Transcribed page data:
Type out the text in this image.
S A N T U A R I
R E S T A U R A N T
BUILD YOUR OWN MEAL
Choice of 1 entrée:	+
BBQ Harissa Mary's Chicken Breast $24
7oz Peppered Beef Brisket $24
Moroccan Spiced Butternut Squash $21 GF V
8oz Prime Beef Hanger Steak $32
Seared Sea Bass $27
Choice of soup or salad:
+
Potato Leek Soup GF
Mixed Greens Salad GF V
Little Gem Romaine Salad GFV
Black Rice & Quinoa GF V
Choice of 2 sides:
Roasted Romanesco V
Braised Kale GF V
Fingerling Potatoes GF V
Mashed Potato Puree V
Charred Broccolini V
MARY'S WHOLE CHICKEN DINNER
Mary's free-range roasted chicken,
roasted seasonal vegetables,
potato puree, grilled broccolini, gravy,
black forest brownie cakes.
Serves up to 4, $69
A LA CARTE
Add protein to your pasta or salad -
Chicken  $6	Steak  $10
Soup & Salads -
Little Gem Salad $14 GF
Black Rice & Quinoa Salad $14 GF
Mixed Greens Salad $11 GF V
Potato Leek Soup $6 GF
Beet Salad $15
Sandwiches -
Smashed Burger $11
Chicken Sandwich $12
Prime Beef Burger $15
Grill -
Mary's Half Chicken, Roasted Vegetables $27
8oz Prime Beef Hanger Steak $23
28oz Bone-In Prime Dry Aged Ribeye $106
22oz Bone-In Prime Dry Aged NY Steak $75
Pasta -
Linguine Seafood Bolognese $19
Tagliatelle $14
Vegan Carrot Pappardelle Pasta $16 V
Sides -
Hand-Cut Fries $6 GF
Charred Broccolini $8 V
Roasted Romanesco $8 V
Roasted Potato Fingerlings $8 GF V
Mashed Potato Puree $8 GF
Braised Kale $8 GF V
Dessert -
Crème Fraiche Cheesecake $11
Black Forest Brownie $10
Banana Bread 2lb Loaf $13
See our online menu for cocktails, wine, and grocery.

Task item: The lines you need are those with the word "Aged"; list them from the entries.

Output for this task:
28oz Bone-In Prime Dry Aged Ribeye $106
22oz Bone-In Prime Dry Aged NY Steak $75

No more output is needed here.